__What to do__.
Gather every line of the entries that includes the word "text".

__Supplied information__.
━━━━━━━━━━

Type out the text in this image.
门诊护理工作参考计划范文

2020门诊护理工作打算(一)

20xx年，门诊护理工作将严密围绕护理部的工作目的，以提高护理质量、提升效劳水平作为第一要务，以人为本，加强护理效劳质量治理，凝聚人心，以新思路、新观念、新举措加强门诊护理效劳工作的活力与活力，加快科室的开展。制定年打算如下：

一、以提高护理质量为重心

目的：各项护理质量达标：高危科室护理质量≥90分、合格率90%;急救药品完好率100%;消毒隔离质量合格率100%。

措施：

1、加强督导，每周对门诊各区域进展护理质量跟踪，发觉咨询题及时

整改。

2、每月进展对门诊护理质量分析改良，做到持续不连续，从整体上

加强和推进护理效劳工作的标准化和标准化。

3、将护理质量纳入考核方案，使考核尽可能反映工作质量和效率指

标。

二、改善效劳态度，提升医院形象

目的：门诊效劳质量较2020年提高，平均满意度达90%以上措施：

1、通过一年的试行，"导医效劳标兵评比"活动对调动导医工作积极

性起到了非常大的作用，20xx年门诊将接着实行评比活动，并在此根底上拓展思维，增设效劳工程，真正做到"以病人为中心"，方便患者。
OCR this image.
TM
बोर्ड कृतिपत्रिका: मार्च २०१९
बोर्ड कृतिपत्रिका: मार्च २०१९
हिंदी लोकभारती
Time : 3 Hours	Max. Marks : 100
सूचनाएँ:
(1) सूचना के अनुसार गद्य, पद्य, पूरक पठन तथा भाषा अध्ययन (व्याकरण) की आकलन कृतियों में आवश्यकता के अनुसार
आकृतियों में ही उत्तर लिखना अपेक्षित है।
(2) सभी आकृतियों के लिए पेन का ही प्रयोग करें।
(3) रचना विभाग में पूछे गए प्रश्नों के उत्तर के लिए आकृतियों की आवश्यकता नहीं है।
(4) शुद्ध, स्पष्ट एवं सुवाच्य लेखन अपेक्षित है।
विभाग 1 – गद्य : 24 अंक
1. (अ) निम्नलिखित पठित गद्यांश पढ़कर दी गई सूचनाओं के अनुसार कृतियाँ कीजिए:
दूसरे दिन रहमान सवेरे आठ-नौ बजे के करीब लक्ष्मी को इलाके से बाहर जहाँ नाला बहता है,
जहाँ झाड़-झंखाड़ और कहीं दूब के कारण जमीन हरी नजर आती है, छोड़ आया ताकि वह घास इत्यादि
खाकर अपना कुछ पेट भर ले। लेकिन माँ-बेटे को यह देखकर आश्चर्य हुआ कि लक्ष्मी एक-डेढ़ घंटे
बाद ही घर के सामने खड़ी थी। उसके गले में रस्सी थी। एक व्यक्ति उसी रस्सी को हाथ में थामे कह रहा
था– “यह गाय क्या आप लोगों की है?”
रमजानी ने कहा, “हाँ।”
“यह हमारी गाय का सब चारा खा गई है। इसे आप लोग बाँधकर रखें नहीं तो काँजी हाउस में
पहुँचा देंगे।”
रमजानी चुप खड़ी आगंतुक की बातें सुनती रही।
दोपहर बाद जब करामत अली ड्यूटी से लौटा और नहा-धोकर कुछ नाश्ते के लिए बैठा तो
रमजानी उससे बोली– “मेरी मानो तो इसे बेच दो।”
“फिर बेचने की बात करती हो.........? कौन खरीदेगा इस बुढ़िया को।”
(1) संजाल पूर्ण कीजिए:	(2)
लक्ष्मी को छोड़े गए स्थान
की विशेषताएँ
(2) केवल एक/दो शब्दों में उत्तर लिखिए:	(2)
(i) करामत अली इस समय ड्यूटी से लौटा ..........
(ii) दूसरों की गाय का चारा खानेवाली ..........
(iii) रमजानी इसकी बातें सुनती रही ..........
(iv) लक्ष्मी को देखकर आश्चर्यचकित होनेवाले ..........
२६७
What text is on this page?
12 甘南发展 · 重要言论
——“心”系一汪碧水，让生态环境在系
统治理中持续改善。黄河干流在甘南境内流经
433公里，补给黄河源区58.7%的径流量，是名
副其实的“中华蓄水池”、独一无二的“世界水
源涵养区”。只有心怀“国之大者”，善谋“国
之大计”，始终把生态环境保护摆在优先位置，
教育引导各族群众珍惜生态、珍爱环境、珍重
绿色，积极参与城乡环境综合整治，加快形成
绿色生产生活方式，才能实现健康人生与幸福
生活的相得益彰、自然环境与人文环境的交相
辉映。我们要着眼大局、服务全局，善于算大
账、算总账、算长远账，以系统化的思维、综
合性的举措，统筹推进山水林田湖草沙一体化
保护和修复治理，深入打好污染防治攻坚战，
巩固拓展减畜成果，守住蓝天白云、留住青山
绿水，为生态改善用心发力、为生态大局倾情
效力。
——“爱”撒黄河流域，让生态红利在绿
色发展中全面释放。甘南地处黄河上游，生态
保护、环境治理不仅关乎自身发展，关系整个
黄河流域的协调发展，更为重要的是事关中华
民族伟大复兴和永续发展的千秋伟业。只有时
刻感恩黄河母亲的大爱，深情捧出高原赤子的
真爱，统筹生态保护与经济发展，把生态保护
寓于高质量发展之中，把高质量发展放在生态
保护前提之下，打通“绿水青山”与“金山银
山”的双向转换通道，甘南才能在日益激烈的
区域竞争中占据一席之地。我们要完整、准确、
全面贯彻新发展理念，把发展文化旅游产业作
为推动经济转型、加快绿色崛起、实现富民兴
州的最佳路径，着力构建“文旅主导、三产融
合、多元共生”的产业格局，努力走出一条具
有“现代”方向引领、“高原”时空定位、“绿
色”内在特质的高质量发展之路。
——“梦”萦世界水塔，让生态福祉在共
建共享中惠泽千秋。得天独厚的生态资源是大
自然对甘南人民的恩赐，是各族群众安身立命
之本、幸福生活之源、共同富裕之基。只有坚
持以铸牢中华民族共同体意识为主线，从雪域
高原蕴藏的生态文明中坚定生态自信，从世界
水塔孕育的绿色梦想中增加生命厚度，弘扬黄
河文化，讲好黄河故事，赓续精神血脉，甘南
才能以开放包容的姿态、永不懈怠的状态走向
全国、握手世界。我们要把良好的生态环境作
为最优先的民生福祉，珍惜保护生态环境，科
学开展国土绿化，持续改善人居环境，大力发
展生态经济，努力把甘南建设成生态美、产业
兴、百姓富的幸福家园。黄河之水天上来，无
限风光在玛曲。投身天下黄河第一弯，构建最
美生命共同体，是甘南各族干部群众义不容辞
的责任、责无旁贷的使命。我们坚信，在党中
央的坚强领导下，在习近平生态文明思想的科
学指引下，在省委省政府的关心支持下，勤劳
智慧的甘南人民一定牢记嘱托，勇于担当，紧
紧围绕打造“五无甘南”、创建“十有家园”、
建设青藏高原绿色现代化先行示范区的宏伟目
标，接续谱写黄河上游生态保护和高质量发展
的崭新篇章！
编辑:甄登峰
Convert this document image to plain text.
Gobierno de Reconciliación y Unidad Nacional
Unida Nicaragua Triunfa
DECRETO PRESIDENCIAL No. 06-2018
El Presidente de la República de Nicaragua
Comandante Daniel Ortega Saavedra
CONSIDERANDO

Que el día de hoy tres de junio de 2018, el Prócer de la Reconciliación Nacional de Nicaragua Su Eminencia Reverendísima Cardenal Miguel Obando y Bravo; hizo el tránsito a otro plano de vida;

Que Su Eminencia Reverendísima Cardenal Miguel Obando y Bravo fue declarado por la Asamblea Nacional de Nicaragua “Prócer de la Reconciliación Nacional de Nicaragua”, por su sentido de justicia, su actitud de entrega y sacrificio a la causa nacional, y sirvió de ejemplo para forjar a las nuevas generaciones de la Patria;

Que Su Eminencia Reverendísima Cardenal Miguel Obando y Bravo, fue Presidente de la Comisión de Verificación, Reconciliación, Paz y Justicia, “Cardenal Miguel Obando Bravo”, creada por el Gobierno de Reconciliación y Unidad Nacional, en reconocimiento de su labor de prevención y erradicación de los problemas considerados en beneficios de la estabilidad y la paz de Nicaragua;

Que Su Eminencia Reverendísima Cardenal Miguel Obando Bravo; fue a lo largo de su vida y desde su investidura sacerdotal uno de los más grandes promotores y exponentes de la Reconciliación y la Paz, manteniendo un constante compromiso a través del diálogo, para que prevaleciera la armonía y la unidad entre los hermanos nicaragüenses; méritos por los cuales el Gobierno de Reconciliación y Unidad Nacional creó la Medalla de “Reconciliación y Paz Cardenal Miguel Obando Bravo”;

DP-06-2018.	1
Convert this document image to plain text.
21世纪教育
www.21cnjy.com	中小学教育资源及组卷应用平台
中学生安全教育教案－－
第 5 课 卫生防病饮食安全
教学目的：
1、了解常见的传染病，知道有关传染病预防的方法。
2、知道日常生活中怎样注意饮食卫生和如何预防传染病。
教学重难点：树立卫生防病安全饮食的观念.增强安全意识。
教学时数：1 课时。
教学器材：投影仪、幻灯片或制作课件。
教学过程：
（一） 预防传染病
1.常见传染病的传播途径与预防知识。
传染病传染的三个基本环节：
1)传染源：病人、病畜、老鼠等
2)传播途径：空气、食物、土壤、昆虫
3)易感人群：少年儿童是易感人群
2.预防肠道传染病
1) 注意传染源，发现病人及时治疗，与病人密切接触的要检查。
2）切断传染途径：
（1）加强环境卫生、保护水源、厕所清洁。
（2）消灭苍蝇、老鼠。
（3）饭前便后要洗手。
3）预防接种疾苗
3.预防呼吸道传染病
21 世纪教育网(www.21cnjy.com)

━━━━━━━━━━

__Exercise response__.
Type out the text in this image.
What text is on this page?
Convert this document image to plain text.
Convert this document image to plain text.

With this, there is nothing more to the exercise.